**Work instructions:**
In the entries below, find each line with the string "ylabel" and copy it.

(Data records)

+--

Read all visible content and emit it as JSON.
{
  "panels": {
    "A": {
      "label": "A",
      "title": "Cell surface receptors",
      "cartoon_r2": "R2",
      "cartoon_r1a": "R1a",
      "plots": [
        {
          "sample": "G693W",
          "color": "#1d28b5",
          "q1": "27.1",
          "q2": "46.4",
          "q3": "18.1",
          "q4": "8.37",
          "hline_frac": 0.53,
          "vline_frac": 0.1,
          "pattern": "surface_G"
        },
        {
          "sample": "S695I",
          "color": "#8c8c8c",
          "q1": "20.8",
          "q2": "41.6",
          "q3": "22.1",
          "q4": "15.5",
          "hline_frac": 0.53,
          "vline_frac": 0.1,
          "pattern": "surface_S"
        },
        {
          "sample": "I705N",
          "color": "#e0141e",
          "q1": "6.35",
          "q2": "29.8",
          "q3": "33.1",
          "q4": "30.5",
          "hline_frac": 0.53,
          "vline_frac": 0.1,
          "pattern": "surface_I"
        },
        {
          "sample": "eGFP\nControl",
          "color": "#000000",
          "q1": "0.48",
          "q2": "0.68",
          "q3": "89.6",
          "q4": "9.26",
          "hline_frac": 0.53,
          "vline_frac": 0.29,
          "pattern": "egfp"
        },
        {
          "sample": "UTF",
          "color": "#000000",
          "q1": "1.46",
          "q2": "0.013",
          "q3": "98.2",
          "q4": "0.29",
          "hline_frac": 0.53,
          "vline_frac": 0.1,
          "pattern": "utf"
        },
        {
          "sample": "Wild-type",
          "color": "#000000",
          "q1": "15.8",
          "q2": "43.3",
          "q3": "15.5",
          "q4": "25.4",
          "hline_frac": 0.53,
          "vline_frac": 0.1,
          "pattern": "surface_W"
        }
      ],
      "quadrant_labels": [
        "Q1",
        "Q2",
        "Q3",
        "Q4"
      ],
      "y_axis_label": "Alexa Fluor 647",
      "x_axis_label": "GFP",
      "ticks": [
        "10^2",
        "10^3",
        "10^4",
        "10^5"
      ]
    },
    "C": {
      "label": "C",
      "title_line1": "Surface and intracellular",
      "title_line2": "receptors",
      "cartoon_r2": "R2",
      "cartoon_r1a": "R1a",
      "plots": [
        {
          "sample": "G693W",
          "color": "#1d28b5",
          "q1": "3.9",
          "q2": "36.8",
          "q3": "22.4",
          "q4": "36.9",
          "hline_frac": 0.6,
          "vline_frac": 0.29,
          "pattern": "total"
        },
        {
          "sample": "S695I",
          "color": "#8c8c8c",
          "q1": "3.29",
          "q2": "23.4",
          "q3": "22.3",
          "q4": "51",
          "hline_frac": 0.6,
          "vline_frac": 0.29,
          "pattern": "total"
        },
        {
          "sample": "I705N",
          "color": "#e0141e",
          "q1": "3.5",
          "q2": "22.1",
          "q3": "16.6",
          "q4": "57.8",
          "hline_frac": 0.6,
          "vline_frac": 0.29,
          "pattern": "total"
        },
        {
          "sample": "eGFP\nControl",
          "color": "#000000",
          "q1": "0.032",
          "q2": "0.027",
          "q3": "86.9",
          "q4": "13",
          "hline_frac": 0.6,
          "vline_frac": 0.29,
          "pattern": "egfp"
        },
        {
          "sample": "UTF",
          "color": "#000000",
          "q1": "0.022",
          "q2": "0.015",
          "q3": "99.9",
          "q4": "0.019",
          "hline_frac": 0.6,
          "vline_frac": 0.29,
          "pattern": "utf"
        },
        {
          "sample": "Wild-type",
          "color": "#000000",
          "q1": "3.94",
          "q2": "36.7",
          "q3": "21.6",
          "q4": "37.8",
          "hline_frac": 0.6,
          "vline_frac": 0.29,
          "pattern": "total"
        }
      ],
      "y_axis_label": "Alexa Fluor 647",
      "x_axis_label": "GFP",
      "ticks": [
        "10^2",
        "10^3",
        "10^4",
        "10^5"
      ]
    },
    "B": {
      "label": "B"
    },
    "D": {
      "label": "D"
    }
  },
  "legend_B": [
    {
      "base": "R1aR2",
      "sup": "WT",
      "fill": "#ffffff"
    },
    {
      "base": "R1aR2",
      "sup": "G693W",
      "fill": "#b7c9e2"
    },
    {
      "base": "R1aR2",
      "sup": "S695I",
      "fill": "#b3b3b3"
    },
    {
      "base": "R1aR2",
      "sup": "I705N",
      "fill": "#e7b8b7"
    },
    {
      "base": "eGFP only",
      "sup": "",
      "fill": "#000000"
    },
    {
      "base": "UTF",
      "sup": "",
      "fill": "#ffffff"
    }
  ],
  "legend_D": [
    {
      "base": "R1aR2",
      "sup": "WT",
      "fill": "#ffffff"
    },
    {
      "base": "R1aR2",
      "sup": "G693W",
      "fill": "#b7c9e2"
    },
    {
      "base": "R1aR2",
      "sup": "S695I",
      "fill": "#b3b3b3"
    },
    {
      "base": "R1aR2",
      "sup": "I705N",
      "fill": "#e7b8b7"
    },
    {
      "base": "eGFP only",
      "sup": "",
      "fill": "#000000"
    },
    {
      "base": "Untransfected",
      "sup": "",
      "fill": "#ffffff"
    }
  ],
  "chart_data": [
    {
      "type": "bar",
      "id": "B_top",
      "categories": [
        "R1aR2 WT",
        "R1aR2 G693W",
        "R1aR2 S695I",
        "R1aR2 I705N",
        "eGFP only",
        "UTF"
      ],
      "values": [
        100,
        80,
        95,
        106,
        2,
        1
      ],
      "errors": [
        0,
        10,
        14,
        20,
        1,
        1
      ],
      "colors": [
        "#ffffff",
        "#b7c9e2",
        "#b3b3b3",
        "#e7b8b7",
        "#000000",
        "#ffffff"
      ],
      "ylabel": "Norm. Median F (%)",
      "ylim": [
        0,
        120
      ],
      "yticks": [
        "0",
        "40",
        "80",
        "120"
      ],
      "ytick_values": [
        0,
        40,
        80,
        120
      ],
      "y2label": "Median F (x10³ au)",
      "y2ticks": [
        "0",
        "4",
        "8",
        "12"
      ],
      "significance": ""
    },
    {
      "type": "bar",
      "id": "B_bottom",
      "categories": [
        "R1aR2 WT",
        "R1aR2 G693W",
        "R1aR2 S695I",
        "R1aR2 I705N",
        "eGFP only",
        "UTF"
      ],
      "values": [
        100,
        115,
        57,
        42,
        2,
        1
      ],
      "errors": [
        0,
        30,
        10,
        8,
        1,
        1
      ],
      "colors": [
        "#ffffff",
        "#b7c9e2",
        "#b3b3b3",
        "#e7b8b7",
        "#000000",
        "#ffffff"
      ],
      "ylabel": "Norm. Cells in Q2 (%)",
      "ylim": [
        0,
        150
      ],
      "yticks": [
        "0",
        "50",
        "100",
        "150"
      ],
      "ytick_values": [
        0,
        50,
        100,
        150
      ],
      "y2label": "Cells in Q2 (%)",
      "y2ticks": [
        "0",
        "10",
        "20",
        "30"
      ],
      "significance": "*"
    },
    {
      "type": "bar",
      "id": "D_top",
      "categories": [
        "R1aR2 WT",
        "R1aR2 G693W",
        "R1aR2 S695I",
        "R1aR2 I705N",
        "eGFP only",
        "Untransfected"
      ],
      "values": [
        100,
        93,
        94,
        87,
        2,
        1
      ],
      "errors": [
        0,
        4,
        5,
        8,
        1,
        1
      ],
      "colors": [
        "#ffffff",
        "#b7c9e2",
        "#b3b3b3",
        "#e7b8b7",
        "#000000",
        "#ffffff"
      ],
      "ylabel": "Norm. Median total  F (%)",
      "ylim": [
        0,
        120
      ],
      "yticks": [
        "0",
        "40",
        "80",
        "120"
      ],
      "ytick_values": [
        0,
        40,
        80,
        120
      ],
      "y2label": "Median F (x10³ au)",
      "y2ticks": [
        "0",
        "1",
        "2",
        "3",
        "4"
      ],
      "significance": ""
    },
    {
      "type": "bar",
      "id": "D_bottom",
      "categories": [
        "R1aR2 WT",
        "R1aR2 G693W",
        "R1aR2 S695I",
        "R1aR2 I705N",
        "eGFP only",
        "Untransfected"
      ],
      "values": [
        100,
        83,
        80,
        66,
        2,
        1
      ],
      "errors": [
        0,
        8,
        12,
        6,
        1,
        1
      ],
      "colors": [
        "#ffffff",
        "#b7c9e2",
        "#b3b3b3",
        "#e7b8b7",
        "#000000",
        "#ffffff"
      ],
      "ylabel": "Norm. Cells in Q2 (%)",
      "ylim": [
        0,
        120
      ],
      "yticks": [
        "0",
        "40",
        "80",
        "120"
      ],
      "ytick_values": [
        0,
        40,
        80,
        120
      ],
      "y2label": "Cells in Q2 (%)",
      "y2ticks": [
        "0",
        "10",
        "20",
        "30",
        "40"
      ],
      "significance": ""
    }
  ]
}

+--

**Your response:**
      "ylabel": "Norm. Median F (%)",
      "ylabel": "Norm. Cells in Q2 (%)",
      "ylabel": "Norm. Median total  F (%)",
      "ylabel": "Norm. Cells in Q2 (%)",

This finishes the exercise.